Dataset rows
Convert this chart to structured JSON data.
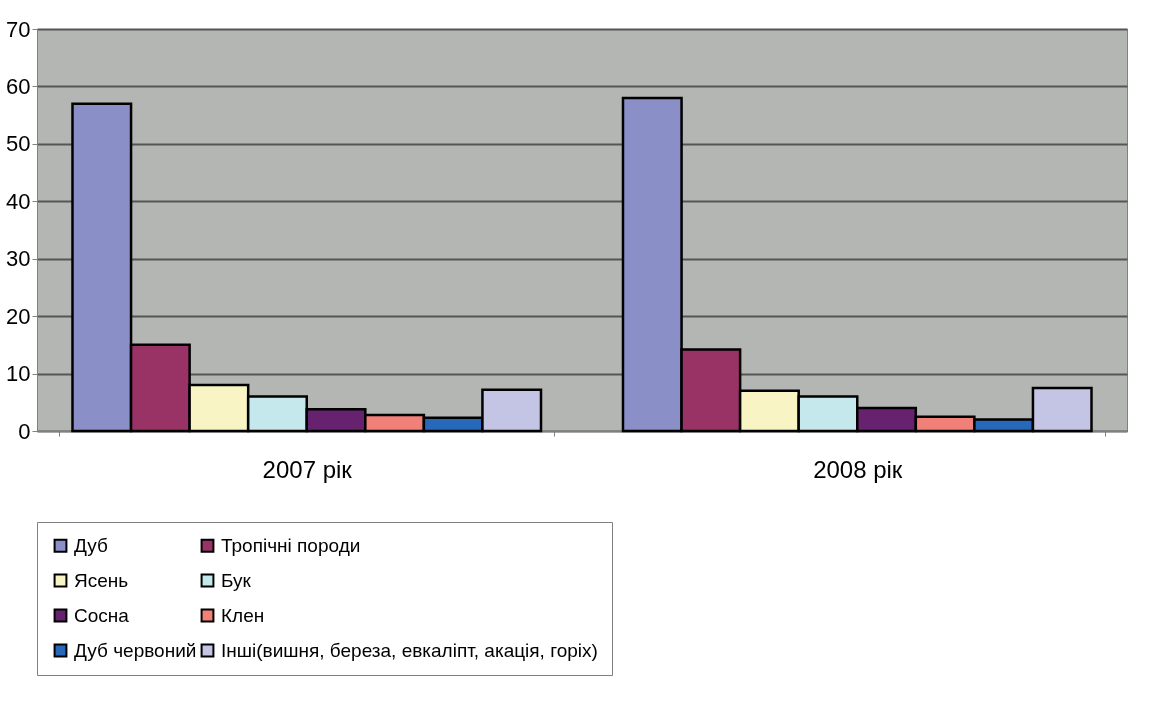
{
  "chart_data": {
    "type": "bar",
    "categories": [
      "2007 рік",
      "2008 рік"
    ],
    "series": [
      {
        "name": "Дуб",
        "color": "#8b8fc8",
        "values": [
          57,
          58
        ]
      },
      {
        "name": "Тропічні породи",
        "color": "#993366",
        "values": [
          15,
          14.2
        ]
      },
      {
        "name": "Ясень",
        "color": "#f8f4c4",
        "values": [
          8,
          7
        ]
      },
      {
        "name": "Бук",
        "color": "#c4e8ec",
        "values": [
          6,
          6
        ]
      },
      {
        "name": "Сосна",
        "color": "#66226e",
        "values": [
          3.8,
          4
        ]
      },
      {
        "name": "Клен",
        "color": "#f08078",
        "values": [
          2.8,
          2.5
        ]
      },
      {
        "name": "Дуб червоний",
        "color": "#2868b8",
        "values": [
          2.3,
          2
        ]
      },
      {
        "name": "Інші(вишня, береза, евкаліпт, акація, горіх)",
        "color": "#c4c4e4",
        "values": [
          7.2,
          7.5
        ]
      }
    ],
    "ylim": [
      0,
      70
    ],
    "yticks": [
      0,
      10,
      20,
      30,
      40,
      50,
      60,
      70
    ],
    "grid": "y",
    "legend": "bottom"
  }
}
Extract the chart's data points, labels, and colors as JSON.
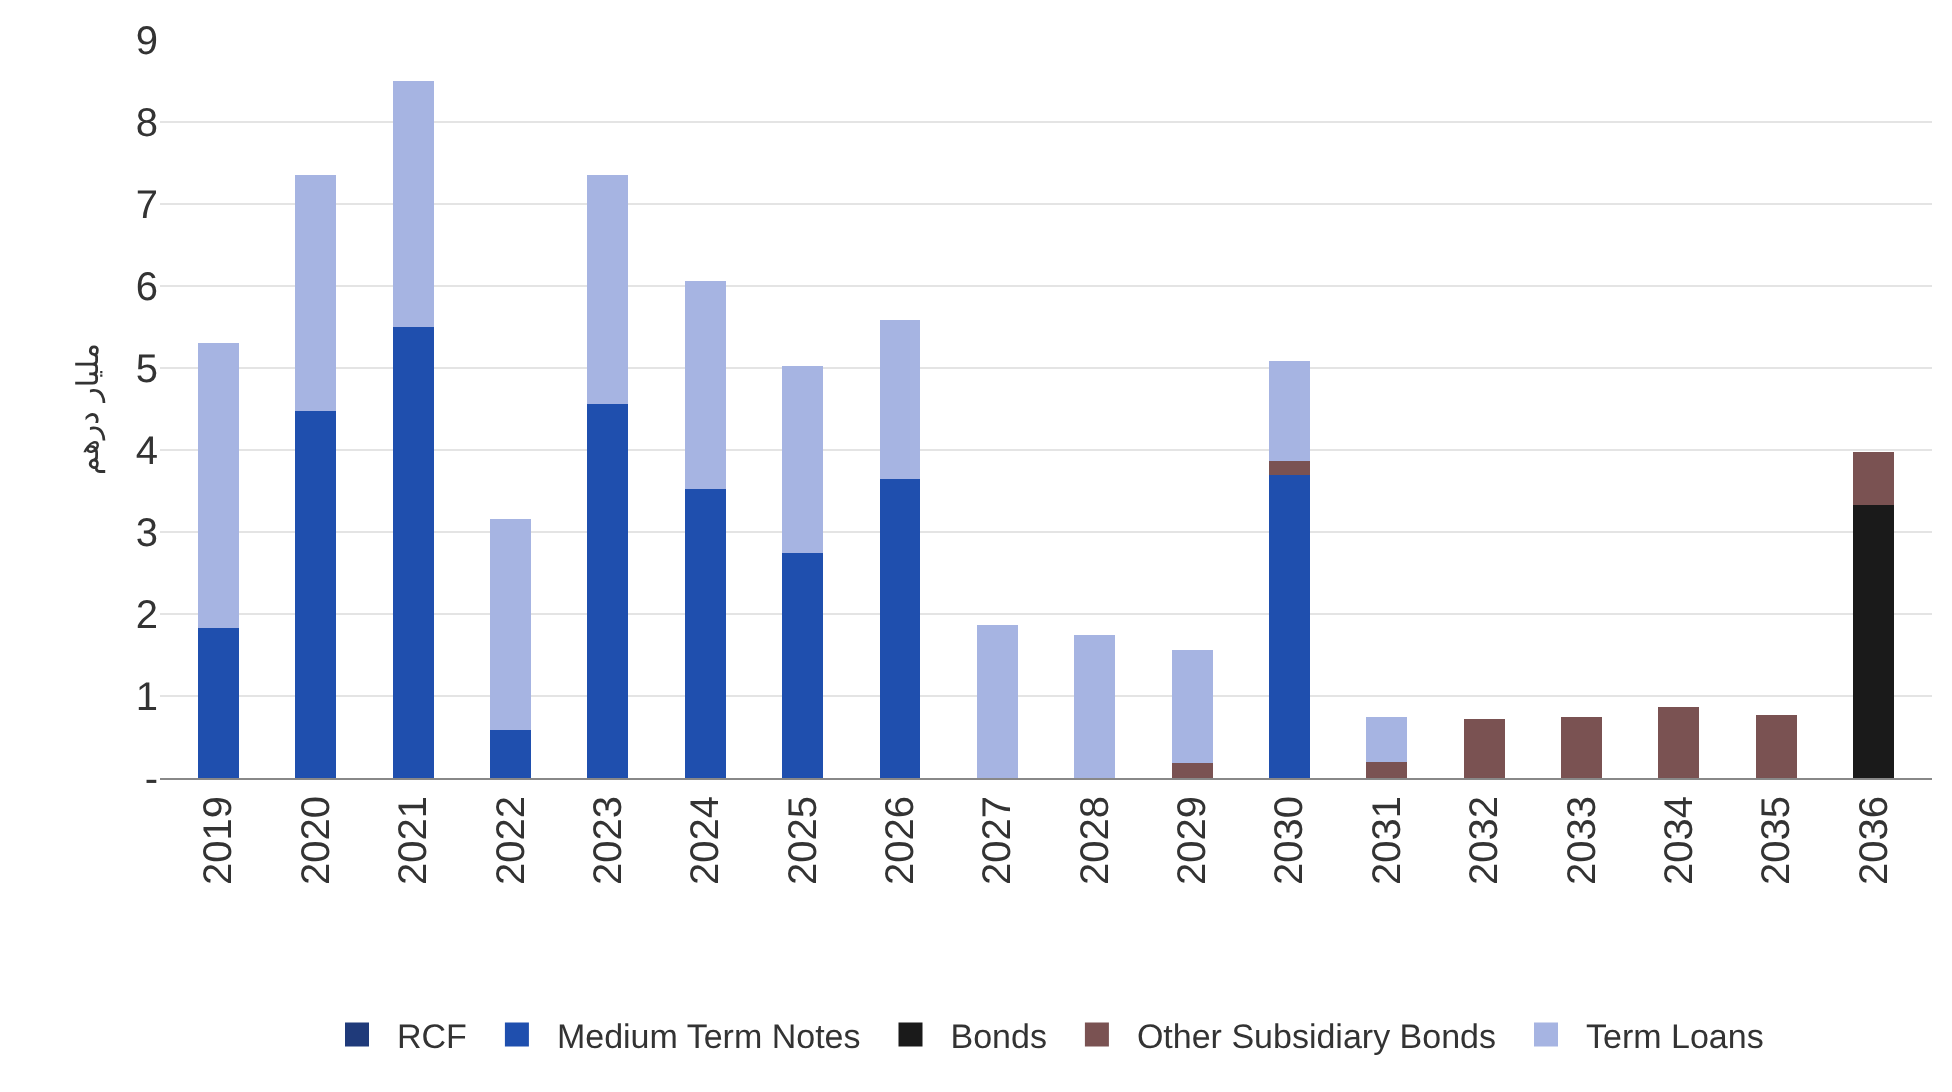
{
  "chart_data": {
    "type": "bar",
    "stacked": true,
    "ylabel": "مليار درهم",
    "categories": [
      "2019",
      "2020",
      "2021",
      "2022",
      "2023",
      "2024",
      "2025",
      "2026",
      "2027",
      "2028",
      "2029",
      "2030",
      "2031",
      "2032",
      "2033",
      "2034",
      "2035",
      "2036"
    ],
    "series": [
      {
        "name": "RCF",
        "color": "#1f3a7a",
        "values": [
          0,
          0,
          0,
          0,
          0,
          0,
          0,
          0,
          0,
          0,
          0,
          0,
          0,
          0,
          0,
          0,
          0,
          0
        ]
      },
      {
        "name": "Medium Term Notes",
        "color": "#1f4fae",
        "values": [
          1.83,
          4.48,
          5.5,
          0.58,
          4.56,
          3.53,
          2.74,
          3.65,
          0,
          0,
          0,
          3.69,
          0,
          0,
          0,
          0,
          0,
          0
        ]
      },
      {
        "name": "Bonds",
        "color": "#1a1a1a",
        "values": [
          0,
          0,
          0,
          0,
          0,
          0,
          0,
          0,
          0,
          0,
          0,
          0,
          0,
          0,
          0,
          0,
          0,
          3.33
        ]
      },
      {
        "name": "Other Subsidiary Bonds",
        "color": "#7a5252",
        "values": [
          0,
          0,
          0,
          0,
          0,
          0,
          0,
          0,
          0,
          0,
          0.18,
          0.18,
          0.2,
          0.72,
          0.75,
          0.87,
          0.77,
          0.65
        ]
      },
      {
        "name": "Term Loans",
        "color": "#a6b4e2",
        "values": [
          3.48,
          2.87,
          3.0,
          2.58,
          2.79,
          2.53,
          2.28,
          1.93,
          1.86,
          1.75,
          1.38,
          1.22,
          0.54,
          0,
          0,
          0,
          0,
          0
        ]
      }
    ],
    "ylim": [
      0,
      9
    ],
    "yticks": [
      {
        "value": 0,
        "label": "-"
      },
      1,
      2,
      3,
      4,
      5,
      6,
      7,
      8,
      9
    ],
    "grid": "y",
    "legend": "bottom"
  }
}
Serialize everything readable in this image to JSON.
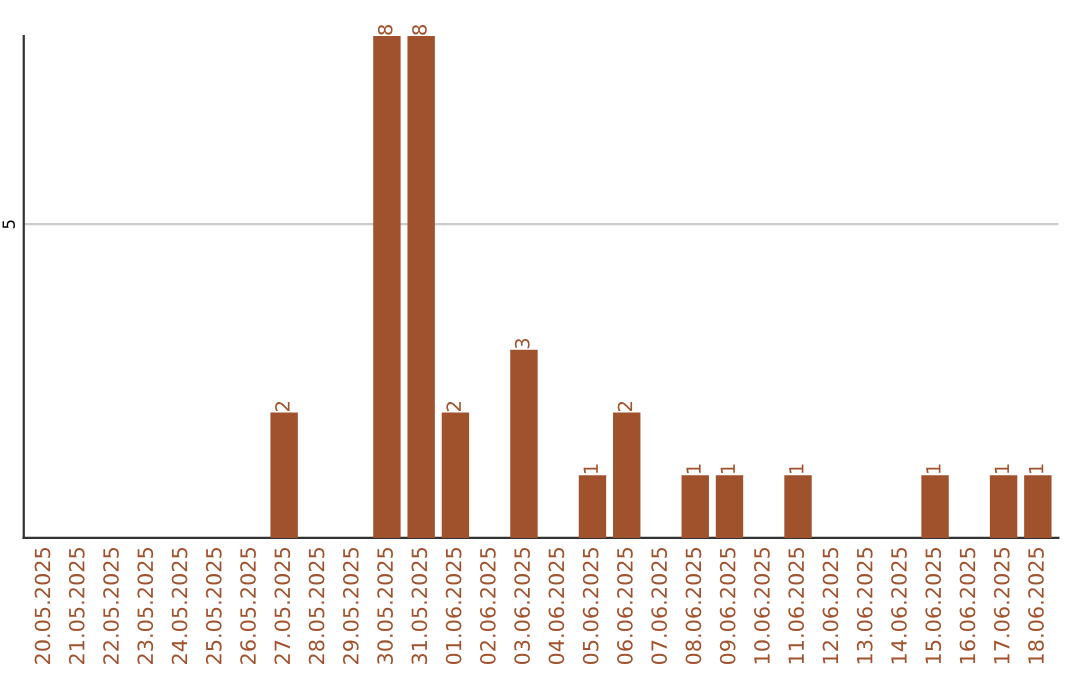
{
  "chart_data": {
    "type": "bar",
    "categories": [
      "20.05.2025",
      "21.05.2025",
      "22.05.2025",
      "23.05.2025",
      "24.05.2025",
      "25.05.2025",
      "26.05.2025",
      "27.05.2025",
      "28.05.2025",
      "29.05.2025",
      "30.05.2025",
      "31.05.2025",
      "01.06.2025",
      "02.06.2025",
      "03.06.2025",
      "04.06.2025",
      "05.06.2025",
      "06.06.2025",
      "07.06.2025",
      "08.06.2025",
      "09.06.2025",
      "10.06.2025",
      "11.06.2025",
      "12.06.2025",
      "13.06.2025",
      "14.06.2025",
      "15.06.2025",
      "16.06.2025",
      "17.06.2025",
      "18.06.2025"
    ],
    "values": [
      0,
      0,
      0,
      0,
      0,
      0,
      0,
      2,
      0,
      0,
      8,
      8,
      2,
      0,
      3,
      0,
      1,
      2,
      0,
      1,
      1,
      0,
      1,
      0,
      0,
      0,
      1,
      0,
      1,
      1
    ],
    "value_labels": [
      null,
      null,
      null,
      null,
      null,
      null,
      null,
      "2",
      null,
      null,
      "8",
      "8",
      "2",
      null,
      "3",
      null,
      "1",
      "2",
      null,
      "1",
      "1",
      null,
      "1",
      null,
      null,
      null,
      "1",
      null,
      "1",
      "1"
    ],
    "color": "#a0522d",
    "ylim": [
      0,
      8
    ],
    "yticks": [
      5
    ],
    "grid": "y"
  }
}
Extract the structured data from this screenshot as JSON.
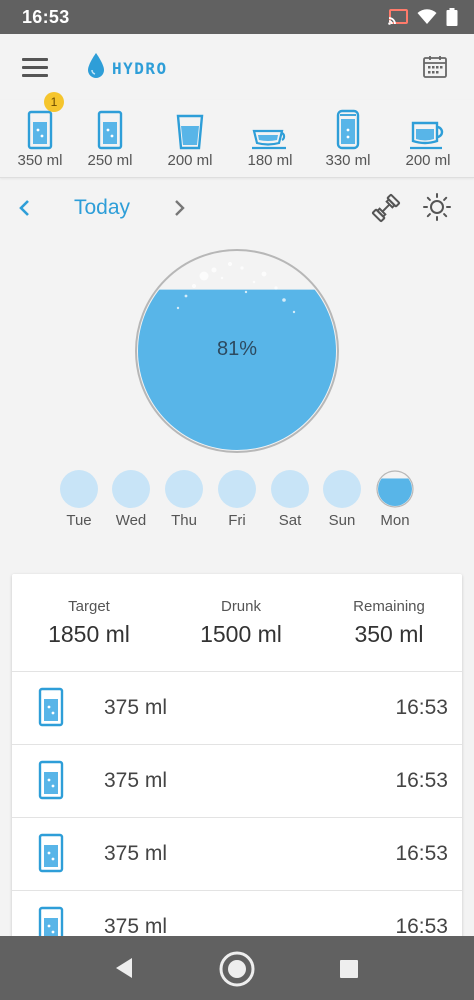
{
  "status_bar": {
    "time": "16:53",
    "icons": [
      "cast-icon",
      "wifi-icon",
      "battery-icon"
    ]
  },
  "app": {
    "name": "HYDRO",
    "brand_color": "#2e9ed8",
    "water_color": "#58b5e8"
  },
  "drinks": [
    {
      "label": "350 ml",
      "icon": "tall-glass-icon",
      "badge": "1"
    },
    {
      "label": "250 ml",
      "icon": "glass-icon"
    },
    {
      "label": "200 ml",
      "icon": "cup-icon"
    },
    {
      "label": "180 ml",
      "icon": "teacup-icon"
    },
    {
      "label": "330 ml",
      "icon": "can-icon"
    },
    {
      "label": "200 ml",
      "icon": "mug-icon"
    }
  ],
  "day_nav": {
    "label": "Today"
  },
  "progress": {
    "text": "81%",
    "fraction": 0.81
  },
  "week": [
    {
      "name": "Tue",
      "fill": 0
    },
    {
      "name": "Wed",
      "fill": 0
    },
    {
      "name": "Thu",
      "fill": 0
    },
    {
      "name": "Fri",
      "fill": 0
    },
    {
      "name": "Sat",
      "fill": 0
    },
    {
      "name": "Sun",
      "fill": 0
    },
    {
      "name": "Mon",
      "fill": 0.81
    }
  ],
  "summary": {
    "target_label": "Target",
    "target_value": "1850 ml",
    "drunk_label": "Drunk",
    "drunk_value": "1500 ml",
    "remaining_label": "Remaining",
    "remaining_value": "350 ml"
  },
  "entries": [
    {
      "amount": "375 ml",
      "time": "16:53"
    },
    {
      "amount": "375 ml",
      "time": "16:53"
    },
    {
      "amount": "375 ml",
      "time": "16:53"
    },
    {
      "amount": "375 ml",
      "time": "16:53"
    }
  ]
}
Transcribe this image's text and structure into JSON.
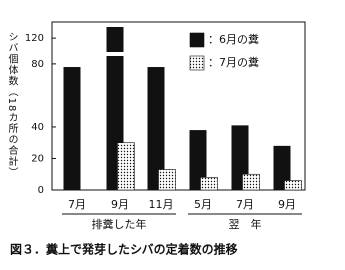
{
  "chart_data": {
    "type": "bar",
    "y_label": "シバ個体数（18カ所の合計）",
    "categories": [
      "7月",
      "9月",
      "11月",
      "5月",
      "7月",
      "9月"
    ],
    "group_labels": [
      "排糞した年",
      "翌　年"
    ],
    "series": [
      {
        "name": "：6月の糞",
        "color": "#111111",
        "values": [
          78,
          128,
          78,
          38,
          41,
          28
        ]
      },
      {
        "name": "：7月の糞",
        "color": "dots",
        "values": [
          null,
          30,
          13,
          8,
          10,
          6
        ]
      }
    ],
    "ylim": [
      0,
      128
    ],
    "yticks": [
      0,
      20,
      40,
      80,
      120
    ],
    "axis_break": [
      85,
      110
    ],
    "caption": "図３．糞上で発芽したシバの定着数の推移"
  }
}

● **Written exercise**:
Pull out every line of the records above that contains the word "JSON".

● **The completed task**:
Convert this chart to structured JSON data.
Extract the chart's data points, labels, and colors as JSON.
Serialize everything readable in this image to JSON.
Extract the structured data from this screenshot as JSON.
Transcribe this image's text and structure into JSON.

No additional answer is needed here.